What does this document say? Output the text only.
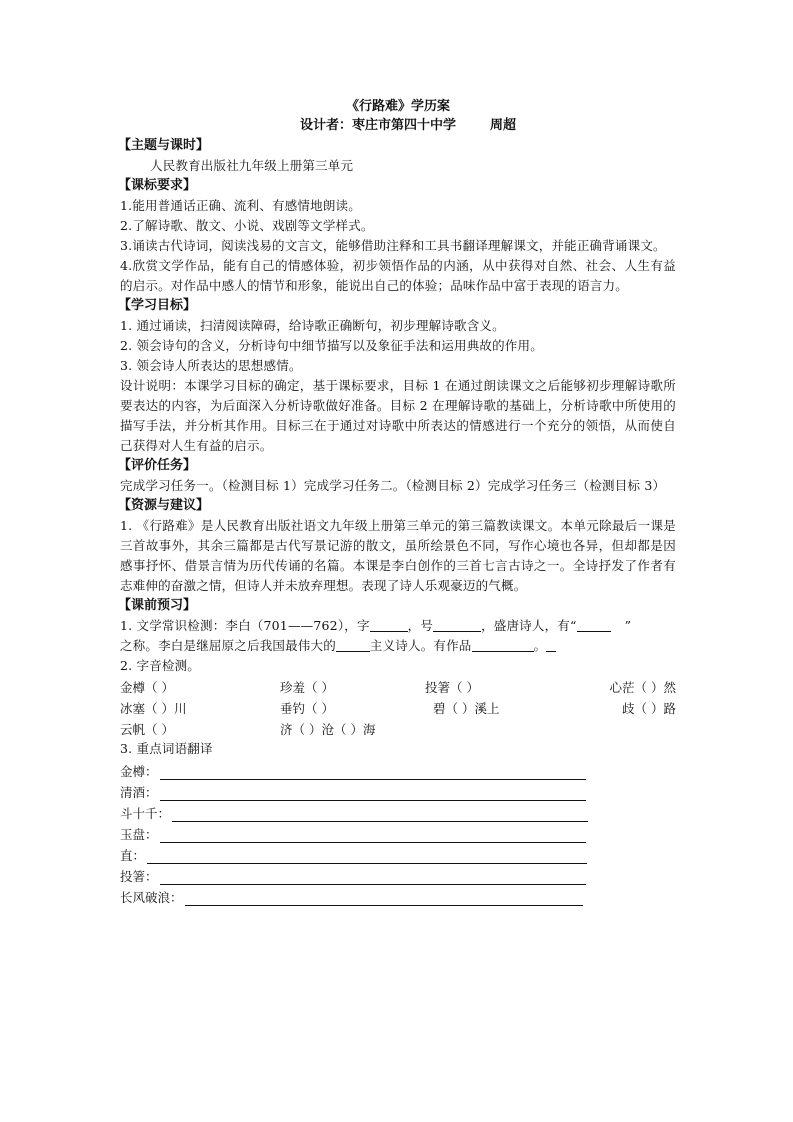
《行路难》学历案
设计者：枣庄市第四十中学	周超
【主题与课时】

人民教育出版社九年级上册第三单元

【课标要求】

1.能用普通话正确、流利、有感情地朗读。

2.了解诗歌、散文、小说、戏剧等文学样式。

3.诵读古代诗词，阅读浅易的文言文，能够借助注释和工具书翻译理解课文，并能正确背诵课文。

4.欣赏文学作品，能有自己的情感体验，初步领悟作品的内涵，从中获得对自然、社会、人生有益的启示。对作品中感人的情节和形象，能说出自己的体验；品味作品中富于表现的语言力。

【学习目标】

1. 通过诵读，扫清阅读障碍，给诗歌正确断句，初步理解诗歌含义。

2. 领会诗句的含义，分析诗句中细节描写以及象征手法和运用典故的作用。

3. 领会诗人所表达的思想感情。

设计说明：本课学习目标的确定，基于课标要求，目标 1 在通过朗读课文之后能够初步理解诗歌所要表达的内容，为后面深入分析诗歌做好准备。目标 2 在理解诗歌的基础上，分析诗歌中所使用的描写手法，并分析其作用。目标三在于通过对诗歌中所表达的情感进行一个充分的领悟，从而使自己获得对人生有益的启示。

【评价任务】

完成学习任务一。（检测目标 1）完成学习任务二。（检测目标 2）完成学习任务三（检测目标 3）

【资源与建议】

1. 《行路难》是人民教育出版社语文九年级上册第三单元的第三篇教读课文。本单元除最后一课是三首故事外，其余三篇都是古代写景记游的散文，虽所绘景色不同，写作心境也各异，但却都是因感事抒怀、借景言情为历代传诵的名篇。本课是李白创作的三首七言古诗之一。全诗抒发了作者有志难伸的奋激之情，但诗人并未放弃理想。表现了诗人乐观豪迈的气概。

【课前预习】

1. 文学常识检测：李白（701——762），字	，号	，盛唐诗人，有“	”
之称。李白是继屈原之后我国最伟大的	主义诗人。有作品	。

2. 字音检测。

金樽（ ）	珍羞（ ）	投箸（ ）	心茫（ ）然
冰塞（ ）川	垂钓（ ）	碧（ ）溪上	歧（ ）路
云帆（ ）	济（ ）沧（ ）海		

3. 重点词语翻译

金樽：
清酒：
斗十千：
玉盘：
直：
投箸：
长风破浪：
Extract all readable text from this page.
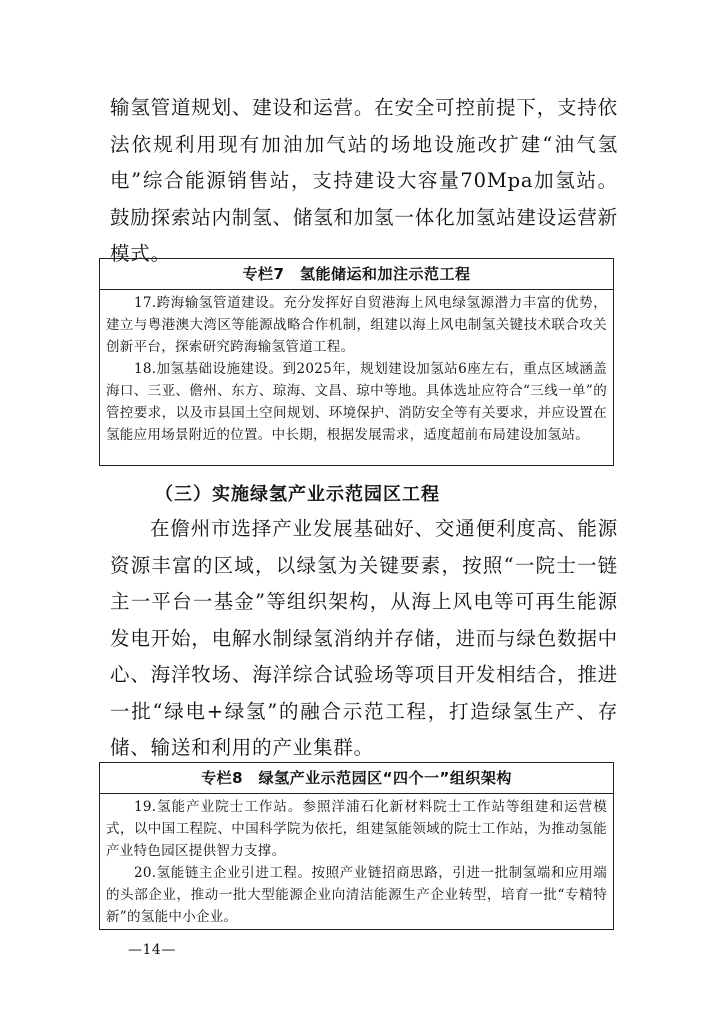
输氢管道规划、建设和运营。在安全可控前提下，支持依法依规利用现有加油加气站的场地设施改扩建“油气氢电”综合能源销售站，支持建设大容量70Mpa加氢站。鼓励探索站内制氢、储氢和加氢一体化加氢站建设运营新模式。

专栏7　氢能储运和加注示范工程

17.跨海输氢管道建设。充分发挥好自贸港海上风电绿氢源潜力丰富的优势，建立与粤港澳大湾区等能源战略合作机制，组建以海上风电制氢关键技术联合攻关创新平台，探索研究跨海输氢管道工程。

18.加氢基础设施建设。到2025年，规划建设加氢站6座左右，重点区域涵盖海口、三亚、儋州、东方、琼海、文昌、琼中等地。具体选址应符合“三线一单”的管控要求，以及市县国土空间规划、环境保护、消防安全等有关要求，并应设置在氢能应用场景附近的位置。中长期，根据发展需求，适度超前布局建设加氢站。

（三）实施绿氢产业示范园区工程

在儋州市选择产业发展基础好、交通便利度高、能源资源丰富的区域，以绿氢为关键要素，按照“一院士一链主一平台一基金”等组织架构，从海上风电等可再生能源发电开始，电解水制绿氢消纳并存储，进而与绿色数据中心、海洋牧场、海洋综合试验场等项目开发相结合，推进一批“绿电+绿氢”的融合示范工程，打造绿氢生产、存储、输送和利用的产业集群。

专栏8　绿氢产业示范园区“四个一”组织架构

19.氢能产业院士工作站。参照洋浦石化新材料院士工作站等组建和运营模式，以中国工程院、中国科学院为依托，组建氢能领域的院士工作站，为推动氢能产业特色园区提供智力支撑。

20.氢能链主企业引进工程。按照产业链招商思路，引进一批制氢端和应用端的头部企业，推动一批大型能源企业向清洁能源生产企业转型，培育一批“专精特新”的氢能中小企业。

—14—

------------------------------

_Objective_
From the data above, write out everything exactly except the pictures.

_Expected output_
What does this document say? Output the text only.
《行路难》学历案
设计者：枣庄市第四十中学	周超
【主题与课时】

人民教育出版社九年级上册第三单元

【课标要求】

1.能用普通话正确、流利、有感情地朗读。

2.了解诗歌、散文、小说、戏剧等文学样式。

3.诵读古代诗词，阅读浅易的文言文，能够借助注释和工具书翻译理解课文，并能正确背诵课文。

4.欣赏文学作品，能有自己的情感体验，初步领悟作品的内涵，从中获得对自然、社会、人生有益的启示。对作品中感人的情节和形象，能说出自己的体验；品味作品中富于表现的语言力。

【学习目标】

1. 通过诵读，扫清阅读障碍，给诗歌正确断句，初步理解诗歌含义。

2. 领会诗句的含义，分析诗句中细节描写以及象征手法和运用典故的作用。

3. 领会诗人所表达的思想感情。

设计说明：本课学习目标的确定，基于课标要求，目标 1 在通过朗读课文之后能够初步理解诗歌所要表达的内容，为后面深入分析诗歌做好准备。目标 2 在理解诗歌的基础上，分析诗歌中所使用的描写手法，并分析其作用。目标三在于通过对诗歌中所表达的情感进行一个充分的领悟，从而使自己获得对人生有益的启示。

【评价任务】

完成学习任务一。（检测目标 1）完成学习任务二。（检测目标 2）完成学习任务三（检测目标 3）

【资源与建议】

1. 《行路难》是人民教育出版社语文九年级上册第三单元的第三篇教读课文。本单元除最后一课是三首故事外，其余三篇都是古代写景记游的散文，虽所绘景色不同，写作心境也各异，但却都是因感事抒怀、借景言情为历代传诵的名篇。本课是李白创作的三首七言古诗之一。全诗抒发了作者有志难伸的奋激之情，但诗人并未放弃理想。表现了诗人乐观豪迈的气概。

【课前预习】

1. 文学常识检测：李白（701——762），字	，号	，盛唐诗人，有“	”
之称。李白是继屈原之后我国最伟大的	主义诗人。有作品	。

2. 字音检测。

金樽（ ）	珍羞（ ）	投箸（ ）	心茫（ ）然
冰塞（ ）川	垂钓（ ）	碧（ ）溪上	歧（ ）路
云帆（ ）	济（ ）沧（ ）海		

3. 重点词语翻译

金樽：
清酒：
斗十千：
玉盘：
直：
投箸：
长风破浪：
Extract all readable text from this page.
输氢管道规划、建设和运营。在安全可控前提下，支持依法依规利用现有加油加气站的场地设施改扩建“油气氢电”综合能源销售站，支持建设大容量70Mpa加氢站。鼓励探索站内制氢、储氢和加氢一体化加氢站建设运营新模式。

专栏7　氢能储运和加注示范工程

17.跨海输氢管道建设。充分发挥好自贸港海上风电绿氢源潜力丰富的优势，建立与粤港澳大湾区等能源战略合作机制，组建以海上风电制氢关键技术联合攻关创新平台，探索研究跨海输氢管道工程。

18.加氢基础设施建设。到2025年，规划建设加氢站6座左右，重点区域涵盖海口、三亚、儋州、东方、琼海、文昌、琼中等地。具体选址应符合“三线一单”的管控要求，以及市县国土空间规划、环境保护、消防安全等有关要求，并应设置在氢能应用场景附近的位置。中长期，根据发展需求，适度超前布局建设加氢站。

（三）实施绿氢产业示范园区工程

在儋州市选择产业发展基础好、交通便利度高、能源资源丰富的区域，以绿氢为关键要素，按照“一院士一链主一平台一基金”等组织架构，从海上风电等可再生能源发电开始，电解水制绿氢消纳并存储，进而与绿色数据中心、海洋牧场、海洋综合试验场等项目开发相结合，推进一批“绿电+绿氢”的融合示范工程，打造绿氢生产、存储、输送和利用的产业集群。

专栏8　绿氢产业示范园区“四个一”组织架构

19.氢能产业院士工作站。参照洋浦石化新材料院士工作站等组建和运营模式，以中国工程院、中国科学院为依托，组建氢能领域的院士工作站，为推动氢能产业特色园区提供智力支撑。

20.氢能链主企业引进工程。按照产业链招商思路，引进一批制氢端和应用端的头部企业，推动一批大型能源企业向清洁能源生产企业转型，培育一批“专精特新”的氢能中小企业。

—14—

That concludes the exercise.